Entries shown:
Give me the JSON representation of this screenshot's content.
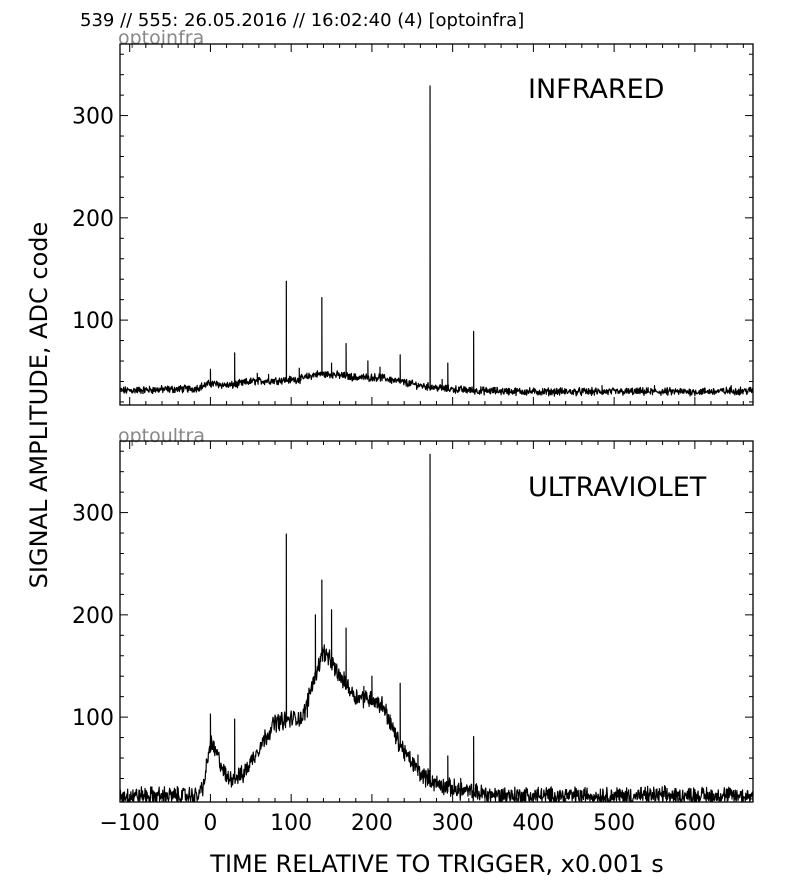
{
  "header": {
    "title": "539 // 555:   26.05.2016 // 16:02:40 (4)  [optoinfra]"
  },
  "axes": {
    "xlabel": "TIME RELATIVE TO TRIGGER,   x0.001 s",
    "ylabel": "SIGNAL AMPLITUDE,  ADC code",
    "xlim": [
      -112,
      672
    ],
    "ylim": [
      17,
      370
    ],
    "x_ticks": [
      -100,
      0,
      100,
      200,
      300,
      400,
      500,
      600
    ],
    "x_tick_labels": [
      "−100",
      "0",
      "100",
      "200",
      "300",
      "400",
      "500",
      "600"
    ],
    "y_ticks": [
      100,
      200,
      300
    ],
    "y_tick_labels": [
      "100",
      "200",
      "300"
    ]
  },
  "chart_data": [
    {
      "type": "line",
      "channel": "optoinfra",
      "label": "INFRARED",
      "series": [
        {
          "baseline": [
            [
              -112,
              31
            ],
            [
              -20,
              33
            ],
            [
              0,
              38
            ],
            [
              25,
              36
            ],
            [
              50,
              40
            ],
            [
              80,
              41
            ],
            [
              110,
              42
            ],
            [
              130,
              47
            ],
            [
              150,
              47
            ],
            [
              180,
              44
            ],
            [
              210,
              44
            ],
            [
              240,
              39
            ],
            [
              260,
              36
            ],
            [
              290,
              33
            ],
            [
              330,
              31
            ],
            [
              400,
              30
            ],
            [
              500,
              30
            ],
            [
              600,
              30
            ],
            [
              672,
              31
            ]
          ],
          "noise_amplitude": 3,
          "spikes": [
            [
              0,
              52
            ],
            [
              30,
              68
            ],
            [
              58,
              48
            ],
            [
              72,
              47
            ],
            [
              94,
              138
            ],
            [
              110,
              53
            ],
            [
              138,
              122
            ],
            [
              150,
              58
            ],
            [
              168,
              77
            ],
            [
              195,
              60
            ],
            [
              210,
              54
            ],
            [
              235,
              66
            ],
            [
              272,
              329
            ],
            [
              287,
              42
            ],
            [
              294,
              58
            ],
            [
              326,
              89
            ],
            [
              485,
              36
            ],
            [
              550,
              36
            ],
            [
              645,
              36
            ]
          ]
        }
      ]
    },
    {
      "type": "line",
      "channel": "optoultra",
      "label": "ULTRAVIOLET",
      "series": [
        {
          "baseline": [
            [
              -112,
              23
            ],
            [
              -15,
              23
            ],
            [
              -8,
              35
            ],
            [
              0,
              75
            ],
            [
              10,
              60
            ],
            [
              20,
              40
            ],
            [
              40,
              43
            ],
            [
              60,
              70
            ],
            [
              80,
              95
            ],
            [
              100,
              98
            ],
            [
              115,
              100
            ],
            [
              125,
              130
            ],
            [
              140,
              165
            ],
            [
              160,
              140
            ],
            [
              180,
              120
            ],
            [
              200,
              118
            ],
            [
              215,
              110
            ],
            [
              230,
              80
            ],
            [
              245,
              60
            ],
            [
              260,
              45
            ],
            [
              280,
              35
            ],
            [
              300,
              30
            ],
            [
              320,
              27
            ],
            [
              350,
              24
            ],
            [
              400,
              23
            ],
            [
              500,
              23
            ],
            [
              600,
              23
            ],
            [
              672,
              23
            ]
          ],
          "noise_amplitude": 7,
          "spikes": [
            [
              0,
              103
            ],
            [
              30,
              98
            ],
            [
              94,
              279
            ],
            [
              120,
              100
            ],
            [
              130,
              200
            ],
            [
              138,
              234
            ],
            [
              150,
              205
            ],
            [
              168,
              187
            ],
            [
              190,
              130
            ],
            [
              200,
              140
            ],
            [
              235,
              133
            ],
            [
              257,
              63
            ],
            [
              272,
              357
            ],
            [
              294,
              62
            ],
            [
              310,
              40
            ],
            [
              326,
              81
            ]
          ]
        }
      ]
    }
  ]
}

What needs to be done:
Every line is to be duplicated exactly, though pictures stay out.

Written solution:
Give me the JSON representation of this screenshot's content.
{
  "header": {
    "title": "539 // 555:   26.05.2016 // 16:02:40 (4)  [optoinfra]"
  },
  "axes": {
    "xlabel": "TIME RELATIVE TO TRIGGER,   x0.001 s",
    "ylabel": "SIGNAL AMPLITUDE,  ADC code",
    "xlim": [
      -112,
      672
    ],
    "ylim": [
      17,
      370
    ],
    "x_ticks": [
      -100,
      0,
      100,
      200,
      300,
      400,
      500,
      600
    ],
    "x_tick_labels": [
      "−100",
      "0",
      "100",
      "200",
      "300",
      "400",
      "500",
      "600"
    ],
    "y_ticks": [
      100,
      200,
      300
    ],
    "y_tick_labels": [
      "100",
      "200",
      "300"
    ]
  },
  "chart_data": [
    {
      "type": "line",
      "channel": "optoinfra",
      "label": "INFRARED",
      "series": [
        {
          "baseline": [
            [
              -112,
              31
            ],
            [
              -20,
              33
            ],
            [
              0,
              38
            ],
            [
              25,
              36
            ],
            [
              50,
              40
            ],
            [
              80,
              41
            ],
            [
              110,
              42
            ],
            [
              130,
              47
            ],
            [
              150,
              47
            ],
            [
              180,
              44
            ],
            [
              210,
              44
            ],
            [
              240,
              39
            ],
            [
              260,
              36
            ],
            [
              290,
              33
            ],
            [
              330,
              31
            ],
            [
              400,
              30
            ],
            [
              500,
              30
            ],
            [
              600,
              30
            ],
            [
              672,
              31
            ]
          ],
          "noise_amplitude": 3,
          "spikes": [
            [
              0,
              52
            ],
            [
              30,
              68
            ],
            [
              58,
              48
            ],
            [
              72,
              47
            ],
            [
              94,
              138
            ],
            [
              110,
              53
            ],
            [
              138,
              122
            ],
            [
              150,
              58
            ],
            [
              168,
              77
            ],
            [
              195,
              60
            ],
            [
              210,
              54
            ],
            [
              235,
              66
            ],
            [
              272,
              329
            ],
            [
              287,
              42
            ],
            [
              294,
              58
            ],
            [
              326,
              89
            ],
            [
              485,
              36
            ],
            [
              550,
              36
            ],
            [
              645,
              36
            ]
          ]
        }
      ]
    },
    {
      "type": "line",
      "channel": "optoultra",
      "label": "ULTRAVIOLET",
      "series": [
        {
          "baseline": [
            [
              -112,
              23
            ],
            [
              -15,
              23
            ],
            [
              -8,
              35
            ],
            [
              0,
              75
            ],
            [
              10,
              60
            ],
            [
              20,
              40
            ],
            [
              40,
              43
            ],
            [
              60,
              70
            ],
            [
              80,
              95
            ],
            [
              100,
              98
            ],
            [
              115,
              100
            ],
            [
              125,
              130
            ],
            [
              140,
              165
            ],
            [
              160,
              140
            ],
            [
              180,
              120
            ],
            [
              200,
              118
            ],
            [
              215,
              110
            ],
            [
              230,
              80
            ],
            [
              245,
              60
            ],
            [
              260,
              45
            ],
            [
              280,
              35
            ],
            [
              300,
              30
            ],
            [
              320,
              27
            ],
            [
              350,
              24
            ],
            [
              400,
              23
            ],
            [
              500,
              23
            ],
            [
              600,
              23
            ],
            [
              672,
              23
            ]
          ],
          "noise_amplitude": 7,
          "spikes": [
            [
              0,
              103
            ],
            [
              30,
              98
            ],
            [
              94,
              279
            ],
            [
              120,
              100
            ],
            [
              130,
              200
            ],
            [
              138,
              234
            ],
            [
              150,
              205
            ],
            [
              168,
              187
            ],
            [
              190,
              130
            ],
            [
              200,
              140
            ],
            [
              235,
              133
            ],
            [
              257,
              63
            ],
            [
              272,
              357
            ],
            [
              294,
              62
            ],
            [
              310,
              40
            ],
            [
              326,
              81
            ]
          ]
        }
      ]
    }
  ]
}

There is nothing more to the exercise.